Stored data
◇ ◇ ◇ ◇ ◇ ◇ ◇

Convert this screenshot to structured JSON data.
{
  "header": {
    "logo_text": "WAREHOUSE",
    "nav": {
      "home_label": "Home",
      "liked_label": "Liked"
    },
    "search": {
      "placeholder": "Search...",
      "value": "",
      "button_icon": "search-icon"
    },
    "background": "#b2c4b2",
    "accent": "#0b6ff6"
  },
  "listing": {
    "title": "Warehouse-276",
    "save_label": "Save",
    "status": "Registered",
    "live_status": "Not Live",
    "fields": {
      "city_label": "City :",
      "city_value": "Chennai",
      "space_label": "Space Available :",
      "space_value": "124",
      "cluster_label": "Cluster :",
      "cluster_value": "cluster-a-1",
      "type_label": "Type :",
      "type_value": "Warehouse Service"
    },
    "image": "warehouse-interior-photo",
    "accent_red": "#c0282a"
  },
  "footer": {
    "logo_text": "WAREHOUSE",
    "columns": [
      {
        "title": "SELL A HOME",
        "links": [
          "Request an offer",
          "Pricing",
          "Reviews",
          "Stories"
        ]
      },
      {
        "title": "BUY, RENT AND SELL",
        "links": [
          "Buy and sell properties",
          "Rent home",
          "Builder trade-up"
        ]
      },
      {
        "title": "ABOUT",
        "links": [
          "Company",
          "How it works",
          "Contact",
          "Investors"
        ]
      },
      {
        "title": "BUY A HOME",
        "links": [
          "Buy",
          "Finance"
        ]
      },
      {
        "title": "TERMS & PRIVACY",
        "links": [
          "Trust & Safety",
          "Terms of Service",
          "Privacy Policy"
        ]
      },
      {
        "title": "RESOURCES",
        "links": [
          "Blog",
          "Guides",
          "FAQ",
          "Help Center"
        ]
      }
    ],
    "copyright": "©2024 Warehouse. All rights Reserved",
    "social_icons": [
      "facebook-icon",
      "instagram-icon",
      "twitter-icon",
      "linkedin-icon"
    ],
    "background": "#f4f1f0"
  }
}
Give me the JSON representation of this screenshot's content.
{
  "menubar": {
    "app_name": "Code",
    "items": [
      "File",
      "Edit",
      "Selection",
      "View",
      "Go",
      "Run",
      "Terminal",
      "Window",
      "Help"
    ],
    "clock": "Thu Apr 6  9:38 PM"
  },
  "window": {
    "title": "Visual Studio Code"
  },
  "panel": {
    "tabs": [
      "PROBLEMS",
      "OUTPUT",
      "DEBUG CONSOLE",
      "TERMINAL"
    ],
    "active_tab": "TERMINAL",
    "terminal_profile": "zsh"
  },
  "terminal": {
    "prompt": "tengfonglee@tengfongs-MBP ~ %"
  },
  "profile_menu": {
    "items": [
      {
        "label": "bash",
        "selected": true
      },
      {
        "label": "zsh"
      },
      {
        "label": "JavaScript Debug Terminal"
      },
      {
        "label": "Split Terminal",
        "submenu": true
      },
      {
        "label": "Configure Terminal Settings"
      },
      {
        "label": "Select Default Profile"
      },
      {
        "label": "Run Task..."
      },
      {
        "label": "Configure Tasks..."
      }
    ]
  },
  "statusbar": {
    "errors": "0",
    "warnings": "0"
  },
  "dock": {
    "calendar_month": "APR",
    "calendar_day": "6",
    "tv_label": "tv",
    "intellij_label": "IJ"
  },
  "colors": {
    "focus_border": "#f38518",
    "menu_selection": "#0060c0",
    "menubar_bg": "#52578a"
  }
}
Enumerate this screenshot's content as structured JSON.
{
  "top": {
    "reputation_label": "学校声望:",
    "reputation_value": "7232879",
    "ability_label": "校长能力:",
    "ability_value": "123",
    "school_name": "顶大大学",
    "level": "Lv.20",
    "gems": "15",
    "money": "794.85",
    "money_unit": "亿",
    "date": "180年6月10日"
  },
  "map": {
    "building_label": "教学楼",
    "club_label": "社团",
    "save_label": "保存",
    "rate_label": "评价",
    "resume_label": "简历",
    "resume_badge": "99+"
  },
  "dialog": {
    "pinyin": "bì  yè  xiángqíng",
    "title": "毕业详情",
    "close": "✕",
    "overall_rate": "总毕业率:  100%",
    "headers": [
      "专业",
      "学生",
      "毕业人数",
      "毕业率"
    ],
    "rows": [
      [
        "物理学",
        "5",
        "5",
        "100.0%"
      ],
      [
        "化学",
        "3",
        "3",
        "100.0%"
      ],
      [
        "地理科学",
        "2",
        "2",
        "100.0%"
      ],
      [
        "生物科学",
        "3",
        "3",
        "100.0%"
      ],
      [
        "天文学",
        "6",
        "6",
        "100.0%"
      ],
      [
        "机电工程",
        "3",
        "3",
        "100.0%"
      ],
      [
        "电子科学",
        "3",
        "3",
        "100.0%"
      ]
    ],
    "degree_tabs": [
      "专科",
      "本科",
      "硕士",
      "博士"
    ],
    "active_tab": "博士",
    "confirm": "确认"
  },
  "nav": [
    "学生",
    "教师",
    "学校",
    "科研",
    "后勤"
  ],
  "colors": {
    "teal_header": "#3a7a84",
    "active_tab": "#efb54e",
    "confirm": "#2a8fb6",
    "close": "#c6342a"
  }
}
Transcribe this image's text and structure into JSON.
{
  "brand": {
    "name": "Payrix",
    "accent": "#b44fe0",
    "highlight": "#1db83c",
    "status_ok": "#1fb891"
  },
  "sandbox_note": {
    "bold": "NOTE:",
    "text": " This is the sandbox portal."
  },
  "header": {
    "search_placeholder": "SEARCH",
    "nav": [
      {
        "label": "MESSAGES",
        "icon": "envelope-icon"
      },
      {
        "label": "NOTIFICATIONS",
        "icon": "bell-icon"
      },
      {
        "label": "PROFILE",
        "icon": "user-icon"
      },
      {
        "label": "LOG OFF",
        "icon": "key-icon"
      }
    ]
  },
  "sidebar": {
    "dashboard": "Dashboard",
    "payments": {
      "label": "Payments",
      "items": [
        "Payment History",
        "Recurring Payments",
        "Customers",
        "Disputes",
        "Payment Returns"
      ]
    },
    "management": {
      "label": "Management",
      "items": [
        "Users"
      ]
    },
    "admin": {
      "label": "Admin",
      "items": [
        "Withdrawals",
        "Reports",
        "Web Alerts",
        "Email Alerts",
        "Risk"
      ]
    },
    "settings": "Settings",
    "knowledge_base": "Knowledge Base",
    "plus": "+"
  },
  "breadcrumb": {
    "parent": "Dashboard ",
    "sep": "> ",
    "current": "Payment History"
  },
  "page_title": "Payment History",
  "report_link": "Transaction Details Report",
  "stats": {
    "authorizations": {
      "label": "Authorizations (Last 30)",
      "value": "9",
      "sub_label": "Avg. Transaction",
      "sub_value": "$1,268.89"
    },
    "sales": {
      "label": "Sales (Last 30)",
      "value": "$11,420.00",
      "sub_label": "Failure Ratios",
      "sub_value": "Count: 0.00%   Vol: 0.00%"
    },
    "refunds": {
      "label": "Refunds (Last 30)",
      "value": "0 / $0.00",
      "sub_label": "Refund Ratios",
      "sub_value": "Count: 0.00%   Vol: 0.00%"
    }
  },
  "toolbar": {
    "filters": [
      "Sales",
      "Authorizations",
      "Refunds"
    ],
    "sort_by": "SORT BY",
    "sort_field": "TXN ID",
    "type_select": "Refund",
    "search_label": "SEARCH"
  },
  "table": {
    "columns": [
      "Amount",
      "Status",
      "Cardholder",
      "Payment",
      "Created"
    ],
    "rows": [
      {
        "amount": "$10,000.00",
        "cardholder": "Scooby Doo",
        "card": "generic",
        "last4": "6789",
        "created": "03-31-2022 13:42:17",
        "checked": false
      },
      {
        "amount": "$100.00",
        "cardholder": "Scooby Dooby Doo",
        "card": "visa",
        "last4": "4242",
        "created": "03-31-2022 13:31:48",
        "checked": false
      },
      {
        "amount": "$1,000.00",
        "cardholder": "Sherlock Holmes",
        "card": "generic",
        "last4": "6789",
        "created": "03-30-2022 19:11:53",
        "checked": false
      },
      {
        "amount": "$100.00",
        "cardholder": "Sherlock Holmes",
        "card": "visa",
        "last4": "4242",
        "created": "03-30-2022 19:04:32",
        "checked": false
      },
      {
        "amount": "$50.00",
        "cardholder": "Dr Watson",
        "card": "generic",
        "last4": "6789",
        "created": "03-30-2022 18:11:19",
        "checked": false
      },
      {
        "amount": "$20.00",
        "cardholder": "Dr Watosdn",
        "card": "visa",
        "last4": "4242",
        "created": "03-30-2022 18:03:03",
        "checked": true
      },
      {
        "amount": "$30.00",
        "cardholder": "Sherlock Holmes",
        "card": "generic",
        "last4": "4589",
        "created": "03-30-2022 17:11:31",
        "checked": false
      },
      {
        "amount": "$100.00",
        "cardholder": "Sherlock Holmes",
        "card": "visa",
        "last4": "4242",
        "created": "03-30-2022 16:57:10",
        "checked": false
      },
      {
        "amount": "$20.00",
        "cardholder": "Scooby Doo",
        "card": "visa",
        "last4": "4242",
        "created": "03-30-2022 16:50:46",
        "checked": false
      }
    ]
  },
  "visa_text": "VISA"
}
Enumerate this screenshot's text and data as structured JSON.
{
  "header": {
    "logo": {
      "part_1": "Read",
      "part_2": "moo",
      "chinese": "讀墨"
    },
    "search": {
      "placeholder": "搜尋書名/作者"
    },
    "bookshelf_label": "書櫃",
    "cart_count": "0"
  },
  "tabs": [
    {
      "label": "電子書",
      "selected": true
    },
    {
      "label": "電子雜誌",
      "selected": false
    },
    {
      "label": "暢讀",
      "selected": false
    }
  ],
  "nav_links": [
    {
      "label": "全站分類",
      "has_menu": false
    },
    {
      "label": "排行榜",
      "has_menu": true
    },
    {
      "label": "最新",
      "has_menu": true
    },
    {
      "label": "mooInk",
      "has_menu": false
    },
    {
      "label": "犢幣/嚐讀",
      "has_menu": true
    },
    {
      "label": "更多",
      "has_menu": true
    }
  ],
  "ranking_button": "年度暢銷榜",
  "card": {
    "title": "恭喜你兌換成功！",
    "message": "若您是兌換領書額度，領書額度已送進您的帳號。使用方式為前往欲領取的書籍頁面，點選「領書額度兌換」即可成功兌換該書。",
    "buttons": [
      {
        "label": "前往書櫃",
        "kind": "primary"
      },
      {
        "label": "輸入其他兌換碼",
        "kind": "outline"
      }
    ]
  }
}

◇ ◇ ◇ ◇ ◇ ◇ ◇

• _Required task_
Give back, exactly as written, the lines from the one with "Enumerate this screenshot's text" to the last line.

• _Finished exercise_
Enumerate this screenshot's text and data as structured JSON.
{
  "header": {
    "logo": {
      "part_1": "Read",
      "part_2": "moo",
      "chinese": "讀墨"
    },
    "search": {
      "placeholder": "搜尋書名/作者"
    },
    "bookshelf_label": "書櫃",
    "cart_count": "0"
  },
  "tabs": [
    {
      "label": "電子書",
      "selected": true
    },
    {
      "label": "電子雜誌",
      "selected": false
    },
    {
      "label": "暢讀",
      "selected": false
    }
  ],
  "nav_links": [
    {
      "label": "全站分類",
      "has_menu": false
    },
    {
      "label": "排行榜",
      "has_menu": true
    },
    {
      "label": "最新",
      "has_menu": true
    },
    {
      "label": "mooInk",
      "has_menu": false
    },
    {
      "label": "犢幣/嚐讀",
      "has_menu": true
    },
    {
      "label": "更多",
      "has_menu": true
    }
  ],
  "ranking_button": "年度暢銷榜",
  "card": {
    "title": "恭喜你兌換成功！",
    "message": "若您是兌換領書額度，領書額度已送進您的帳號。使用方式為前往欲領取的書籍頁面，點選「領書額度兌換」即可成功兌換該書。",
    "buttons": [
      {
        "label": "前往書櫃",
        "kind": "primary"
      },
      {
        "label": "輸入其他兌換碼",
        "kind": "outline"
      }
    ]
  }
}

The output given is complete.